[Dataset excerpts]

--*--

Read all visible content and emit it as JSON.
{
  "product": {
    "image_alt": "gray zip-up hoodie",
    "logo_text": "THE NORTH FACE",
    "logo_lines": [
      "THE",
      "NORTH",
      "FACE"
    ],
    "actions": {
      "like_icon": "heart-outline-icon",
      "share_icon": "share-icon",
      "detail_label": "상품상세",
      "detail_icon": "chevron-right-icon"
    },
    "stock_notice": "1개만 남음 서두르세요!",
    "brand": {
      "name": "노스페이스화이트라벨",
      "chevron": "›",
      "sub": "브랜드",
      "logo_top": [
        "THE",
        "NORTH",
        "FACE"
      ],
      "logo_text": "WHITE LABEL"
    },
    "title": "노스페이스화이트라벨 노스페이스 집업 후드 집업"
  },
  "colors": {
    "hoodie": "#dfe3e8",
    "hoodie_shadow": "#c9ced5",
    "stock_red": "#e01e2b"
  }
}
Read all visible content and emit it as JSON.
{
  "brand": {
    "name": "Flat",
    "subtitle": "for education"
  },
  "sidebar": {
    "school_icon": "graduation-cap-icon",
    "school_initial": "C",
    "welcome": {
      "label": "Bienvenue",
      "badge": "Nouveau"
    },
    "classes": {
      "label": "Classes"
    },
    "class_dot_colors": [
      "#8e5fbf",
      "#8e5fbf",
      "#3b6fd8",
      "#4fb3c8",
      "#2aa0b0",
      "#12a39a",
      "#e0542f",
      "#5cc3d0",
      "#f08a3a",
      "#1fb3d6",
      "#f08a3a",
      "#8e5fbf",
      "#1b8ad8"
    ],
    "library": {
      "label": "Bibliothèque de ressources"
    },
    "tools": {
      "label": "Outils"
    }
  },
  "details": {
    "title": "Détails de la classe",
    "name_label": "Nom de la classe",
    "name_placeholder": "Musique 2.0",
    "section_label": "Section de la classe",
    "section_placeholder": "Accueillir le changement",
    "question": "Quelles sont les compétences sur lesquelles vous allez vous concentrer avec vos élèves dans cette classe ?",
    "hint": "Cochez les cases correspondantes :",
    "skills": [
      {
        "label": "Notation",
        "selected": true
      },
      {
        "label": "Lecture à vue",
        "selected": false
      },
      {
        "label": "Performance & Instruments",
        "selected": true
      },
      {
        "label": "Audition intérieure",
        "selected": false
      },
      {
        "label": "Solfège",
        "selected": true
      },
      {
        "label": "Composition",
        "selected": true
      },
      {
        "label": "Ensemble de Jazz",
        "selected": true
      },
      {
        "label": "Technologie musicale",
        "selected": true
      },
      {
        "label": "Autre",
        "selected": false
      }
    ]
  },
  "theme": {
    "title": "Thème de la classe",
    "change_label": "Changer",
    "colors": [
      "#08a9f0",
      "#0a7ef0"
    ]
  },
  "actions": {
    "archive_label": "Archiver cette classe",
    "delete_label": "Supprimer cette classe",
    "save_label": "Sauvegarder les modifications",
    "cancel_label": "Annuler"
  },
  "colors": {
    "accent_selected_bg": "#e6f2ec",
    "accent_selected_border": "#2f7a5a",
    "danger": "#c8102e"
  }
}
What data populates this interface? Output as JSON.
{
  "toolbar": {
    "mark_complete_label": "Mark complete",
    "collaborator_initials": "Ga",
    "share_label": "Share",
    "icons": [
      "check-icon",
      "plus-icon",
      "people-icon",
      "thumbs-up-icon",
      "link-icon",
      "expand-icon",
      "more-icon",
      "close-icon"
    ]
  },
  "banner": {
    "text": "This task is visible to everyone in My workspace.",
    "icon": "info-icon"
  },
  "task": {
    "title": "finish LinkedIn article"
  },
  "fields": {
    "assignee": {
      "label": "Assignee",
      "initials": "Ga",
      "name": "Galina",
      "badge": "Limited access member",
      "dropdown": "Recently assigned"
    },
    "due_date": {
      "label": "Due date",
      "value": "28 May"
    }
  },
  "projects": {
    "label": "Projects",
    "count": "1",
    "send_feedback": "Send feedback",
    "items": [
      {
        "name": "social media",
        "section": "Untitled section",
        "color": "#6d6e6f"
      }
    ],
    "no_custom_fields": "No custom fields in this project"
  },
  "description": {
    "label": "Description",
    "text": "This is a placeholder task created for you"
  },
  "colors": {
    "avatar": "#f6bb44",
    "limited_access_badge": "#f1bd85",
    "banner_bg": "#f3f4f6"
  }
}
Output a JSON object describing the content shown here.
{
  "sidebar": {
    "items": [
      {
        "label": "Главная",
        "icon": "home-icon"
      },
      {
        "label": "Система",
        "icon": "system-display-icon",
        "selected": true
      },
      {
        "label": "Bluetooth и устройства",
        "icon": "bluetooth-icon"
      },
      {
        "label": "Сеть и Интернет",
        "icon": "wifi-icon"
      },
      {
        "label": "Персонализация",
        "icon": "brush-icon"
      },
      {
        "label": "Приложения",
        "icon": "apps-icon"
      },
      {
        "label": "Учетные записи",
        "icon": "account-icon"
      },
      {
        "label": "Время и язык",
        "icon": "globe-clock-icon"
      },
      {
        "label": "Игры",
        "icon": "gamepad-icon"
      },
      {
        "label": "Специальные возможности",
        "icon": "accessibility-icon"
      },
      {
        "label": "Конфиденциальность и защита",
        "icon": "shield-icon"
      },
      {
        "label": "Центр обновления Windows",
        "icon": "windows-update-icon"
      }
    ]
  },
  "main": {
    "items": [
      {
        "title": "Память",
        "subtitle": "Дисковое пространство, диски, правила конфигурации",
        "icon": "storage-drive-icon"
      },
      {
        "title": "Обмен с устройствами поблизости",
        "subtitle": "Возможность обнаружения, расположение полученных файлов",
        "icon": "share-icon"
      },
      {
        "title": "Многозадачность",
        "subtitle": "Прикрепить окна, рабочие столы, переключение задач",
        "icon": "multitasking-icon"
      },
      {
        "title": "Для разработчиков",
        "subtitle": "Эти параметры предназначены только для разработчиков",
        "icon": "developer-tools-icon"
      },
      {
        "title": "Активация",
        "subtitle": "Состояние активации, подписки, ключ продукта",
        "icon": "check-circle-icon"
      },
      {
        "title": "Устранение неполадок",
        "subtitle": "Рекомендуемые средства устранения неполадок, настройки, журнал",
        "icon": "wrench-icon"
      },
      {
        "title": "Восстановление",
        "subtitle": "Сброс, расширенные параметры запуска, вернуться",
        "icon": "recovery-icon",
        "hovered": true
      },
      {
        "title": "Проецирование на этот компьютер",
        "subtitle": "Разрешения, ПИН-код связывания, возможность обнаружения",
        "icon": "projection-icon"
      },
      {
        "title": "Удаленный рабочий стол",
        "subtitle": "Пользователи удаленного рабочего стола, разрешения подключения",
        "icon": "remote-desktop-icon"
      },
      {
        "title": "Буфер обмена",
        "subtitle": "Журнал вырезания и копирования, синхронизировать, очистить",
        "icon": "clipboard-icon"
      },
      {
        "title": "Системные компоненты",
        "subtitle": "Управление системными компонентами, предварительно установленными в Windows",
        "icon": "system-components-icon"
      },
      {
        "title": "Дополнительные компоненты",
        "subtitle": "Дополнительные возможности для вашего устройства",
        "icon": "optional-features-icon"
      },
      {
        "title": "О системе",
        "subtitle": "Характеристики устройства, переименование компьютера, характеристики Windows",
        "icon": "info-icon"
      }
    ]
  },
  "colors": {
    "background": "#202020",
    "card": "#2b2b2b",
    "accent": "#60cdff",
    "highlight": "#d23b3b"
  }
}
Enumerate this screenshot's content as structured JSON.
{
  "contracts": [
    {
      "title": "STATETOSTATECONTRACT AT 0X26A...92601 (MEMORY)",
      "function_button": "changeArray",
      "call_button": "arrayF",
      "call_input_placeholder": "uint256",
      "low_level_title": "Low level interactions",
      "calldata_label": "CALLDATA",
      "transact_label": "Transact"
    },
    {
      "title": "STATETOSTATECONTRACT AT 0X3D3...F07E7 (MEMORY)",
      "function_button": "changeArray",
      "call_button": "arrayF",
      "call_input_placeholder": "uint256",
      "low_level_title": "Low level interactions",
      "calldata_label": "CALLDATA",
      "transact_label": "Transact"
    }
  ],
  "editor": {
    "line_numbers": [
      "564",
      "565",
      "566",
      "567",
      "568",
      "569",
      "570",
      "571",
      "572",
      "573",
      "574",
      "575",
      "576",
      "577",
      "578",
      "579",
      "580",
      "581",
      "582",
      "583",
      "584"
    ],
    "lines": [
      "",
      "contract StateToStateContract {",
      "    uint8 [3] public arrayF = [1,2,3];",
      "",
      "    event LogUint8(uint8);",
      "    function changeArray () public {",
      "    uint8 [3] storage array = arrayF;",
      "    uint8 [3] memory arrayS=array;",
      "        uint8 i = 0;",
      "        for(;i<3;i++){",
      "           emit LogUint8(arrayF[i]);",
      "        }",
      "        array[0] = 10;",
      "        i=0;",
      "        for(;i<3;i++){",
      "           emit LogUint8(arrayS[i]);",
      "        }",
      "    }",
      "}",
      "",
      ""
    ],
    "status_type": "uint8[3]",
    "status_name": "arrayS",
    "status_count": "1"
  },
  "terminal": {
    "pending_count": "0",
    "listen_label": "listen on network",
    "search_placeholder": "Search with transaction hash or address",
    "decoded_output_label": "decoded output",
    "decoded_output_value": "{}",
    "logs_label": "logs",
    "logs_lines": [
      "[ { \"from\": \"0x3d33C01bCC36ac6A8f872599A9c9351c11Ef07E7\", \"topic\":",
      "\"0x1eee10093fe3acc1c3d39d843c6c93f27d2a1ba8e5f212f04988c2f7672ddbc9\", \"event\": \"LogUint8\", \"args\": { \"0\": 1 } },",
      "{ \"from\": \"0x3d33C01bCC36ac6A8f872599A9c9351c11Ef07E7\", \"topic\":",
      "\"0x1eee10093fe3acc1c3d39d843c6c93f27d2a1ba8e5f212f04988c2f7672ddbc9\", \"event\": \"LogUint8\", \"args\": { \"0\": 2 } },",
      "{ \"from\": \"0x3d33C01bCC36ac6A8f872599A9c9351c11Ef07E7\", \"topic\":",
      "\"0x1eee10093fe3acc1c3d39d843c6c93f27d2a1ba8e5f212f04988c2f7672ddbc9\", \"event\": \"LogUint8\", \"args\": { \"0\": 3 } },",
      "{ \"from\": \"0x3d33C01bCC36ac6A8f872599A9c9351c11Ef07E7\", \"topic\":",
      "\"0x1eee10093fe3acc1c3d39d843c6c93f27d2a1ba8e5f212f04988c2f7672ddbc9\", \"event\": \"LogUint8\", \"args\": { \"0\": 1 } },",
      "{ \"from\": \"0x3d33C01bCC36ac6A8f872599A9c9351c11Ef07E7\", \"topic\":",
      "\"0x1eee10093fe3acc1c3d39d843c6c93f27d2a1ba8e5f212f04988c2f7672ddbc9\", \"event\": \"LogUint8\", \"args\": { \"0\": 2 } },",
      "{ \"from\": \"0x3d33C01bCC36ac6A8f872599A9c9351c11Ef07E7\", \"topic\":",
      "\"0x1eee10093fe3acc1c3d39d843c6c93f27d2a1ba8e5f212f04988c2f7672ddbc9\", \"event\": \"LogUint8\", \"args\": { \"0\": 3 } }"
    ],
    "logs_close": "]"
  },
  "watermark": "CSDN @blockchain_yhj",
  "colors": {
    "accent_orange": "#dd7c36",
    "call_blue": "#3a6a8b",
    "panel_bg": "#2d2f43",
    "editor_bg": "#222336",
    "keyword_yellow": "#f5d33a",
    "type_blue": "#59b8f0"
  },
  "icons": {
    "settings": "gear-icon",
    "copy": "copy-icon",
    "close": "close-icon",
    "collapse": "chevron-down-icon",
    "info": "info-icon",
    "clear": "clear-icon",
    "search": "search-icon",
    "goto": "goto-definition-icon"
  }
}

--*--

**Exercise instructions:** Locate the word "chevron" in the records above, and return each line that has it.

**Problem solution:**
      "detail_icon": "chevron-right-icon"
      "chevron": "›",
    "collapse": "chevron-down-icon",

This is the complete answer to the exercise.